_Challenge:_
Quote in full every sentence in the passage on the Prodigal Son that contains the word "God," including its possessive form.

_Text excerpt:_
— start —
Most of these sorts of individuals do not have the power in themselves alone even to leave their "far away city." Their only hope is for someone to reach them, to penetrate their enslavement with miraculous power. Those of us in the West are privileged to live in a world where many non-Christian organizations and even governments have developed immense expertise in the human dimensions of human liberation. As Christians, we are smartest to work alongside these forces for good, realizing that God can use even a foreign king like Cyrus to do good in the world (cf. Isa. 45:1).

I want to make one final observation of the Parable of the Prodigal Son before moving on to others that Jesus included in the kingdom.  There are many pictures of what Jesus did on the cross, all of which probably give us part of the picture. One of the most popular right now is the idea that God's justice demanded a sacrifice, that someone had to suffer for the sins of the humanity.  Jesus did this for us and in our place.

There certainly seems to be some truth in this picture. Somehow Jesus' death seems to satisfy the order of things, the sense that wrongdoing calls for punishment. However, we should be careful not to assume that God had to do anything. To hear some talk about "penal substitution," the idea that Jesus took our punishment on the cross, it was almost a mathematical formula.  If the world had this much total sin, then someone had to be punished exactly that amount for anyone to be forgiven.

The God of Jesus in the gospels was not this sort of mathematician. The Father in the Parable of the Prodigal Son simply forgives his younger son.  He does not demand that someone else pay back the debt for his son. He simply has the authority to pronounce forgiveness. We should be careful not to make justice a higher authority than God himself.

[1] While the insight that we are all prodigals of a sort is a very important truth, we Protestants have so emphasized it that we have lost sight of those Jesus actually focused on--the blatantly lost.
— end —
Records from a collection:
— start —
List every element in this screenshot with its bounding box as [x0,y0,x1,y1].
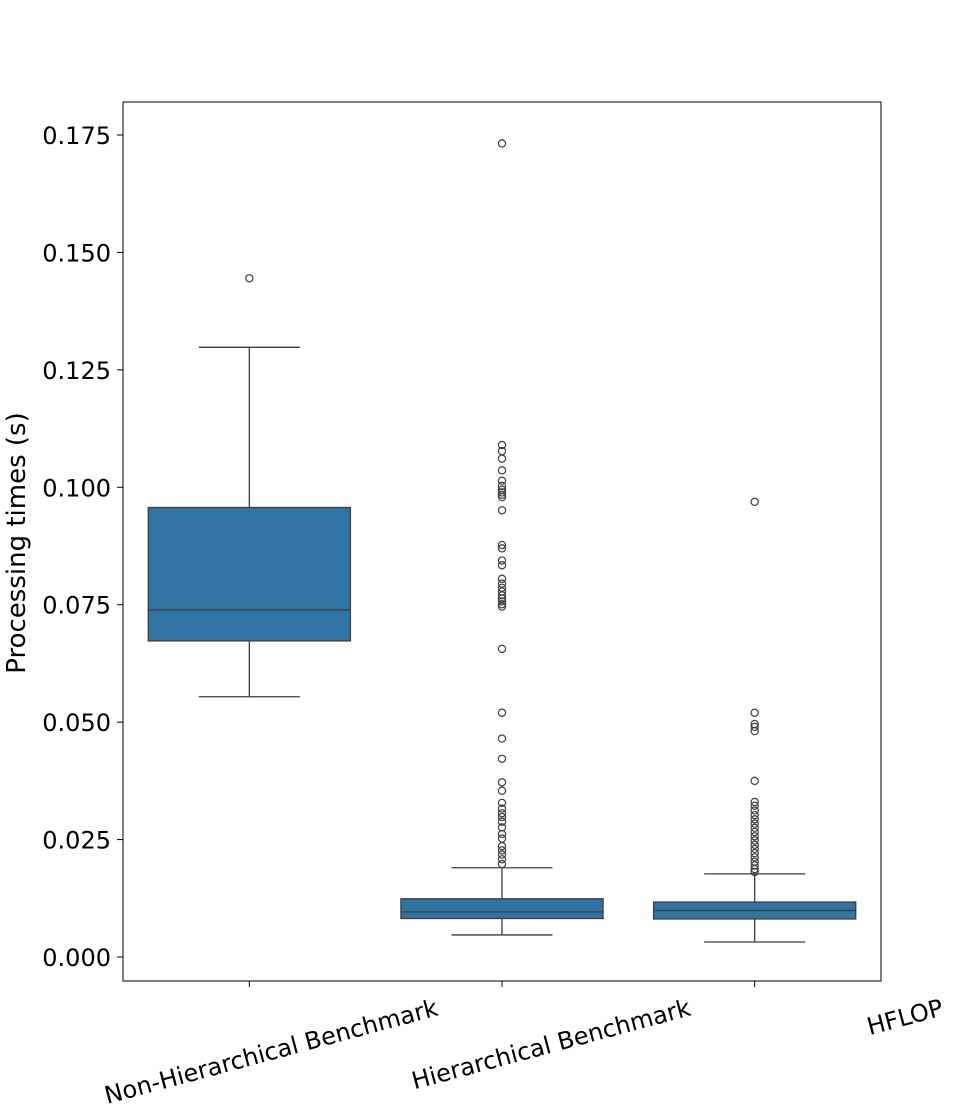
box-iqr [400,898,604,920]
outlier-point [497,440,507,450]
y-tick-label: 0.075 [42,592,111,620]
outlier-point [497,544,507,553]
y-tick-label: 0.175 [42,122,111,150]
outlier-point [497,734,507,743]
outlier-point [497,644,507,654]
outlier-point [497,561,507,570]
y-axis: 0.000 0.025 0.050 0.075 0.100 0.125 0.150 0.175 [42,122,123,972]
outlier-point [497,754,507,763]
outlier-point [750,864,759,874]
outlier-point [750,810,759,820]
outlier-point [497,591,507,600]
outlier-point [750,823,759,833]
outlier-point [497,476,507,485]
box-group [652,497,857,943]
chart-marks [147,139,857,943]
outlier-point [497,490,507,500]
outlier-point [245,274,254,283]
outlier-point [497,594,507,603]
y-tick-label: 0.100 [42,474,111,502]
outlier-point [750,832,759,841]
outlier-point [497,597,507,606]
outlier-point [497,804,507,813]
outlier-point [750,819,759,828]
outlier-point [497,556,507,565]
y-tick-label: 0.150 [42,239,111,267]
outlier-point [497,602,507,611]
outlier-point [497,574,507,584]
outlier-point [750,708,759,717]
box-iqr [147,506,352,642]
outlier-point [750,861,759,870]
outlier-point [750,806,759,815]
outlier-point [497,846,507,855]
outlier-point [497,778,507,787]
outlier-point [497,466,507,475]
outlier-point [497,817,507,826]
outlier-point [750,726,759,736]
y-tick-label: 0.000 [42,944,111,972]
outlier-point [497,139,507,148]
outlier-point [497,579,507,588]
outlier-point [750,844,759,854]
outlier-point [750,797,759,807]
outlier-point [750,840,759,849]
outlier-point [497,708,507,717]
box-group [147,274,352,698]
outlier-point [497,823,507,832]
outlier-point [497,829,507,839]
outlier-point [497,600,507,609]
outlier-point [750,848,759,858]
outlier-point [497,540,507,550]
outlier-point [497,454,507,463]
y-tick-label: 0.050 [42,709,111,737]
outlier-point [497,859,507,869]
outlier-point [750,867,759,877]
outlier-point [497,786,507,795]
outlier-point [497,841,507,851]
outlier-point [750,836,759,845]
y-tick-label: 0.025 [42,827,111,855]
outlier-point [750,853,759,862]
outlier-point [497,809,507,818]
outlier-point [750,827,759,837]
outlier-point [497,492,507,502]
outlier-point [750,776,759,786]
outlier-point [497,812,507,822]
outlier-point [497,488,507,497]
outlier-point [497,850,507,859]
y-tick-label: 0.125 [42,357,111,385]
outlier-point [497,798,507,808]
box-group [400,139,604,936]
outlier-point [750,815,759,824]
outlier-point [750,497,759,507]
outlier-point [750,801,759,810]
outlier-point [497,855,507,864]
y-axis-label: Processing times (s) [2,412,32,674]
outlier-point [497,506,507,515]
outlier-point [750,722,759,732]
outlier-point [497,481,507,491]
— end —
_Response:_
1. As Christians, we are smartest to work alongside these forces for good, realizing that God can use even a foreign king like Cyrus to do good in the world (cf. Isa. 45:1).
2. One of the most popular right now is the idea that God's justice demanded a sacrifice, that someone had to suffer for the sins of the humanity.
3. However, we should be careful not to assume that God had to do anything.
4. The God of Jesus in the gospels was not this sort of mathematician.
5. We should be careful not to make justice a higher authority than God himself.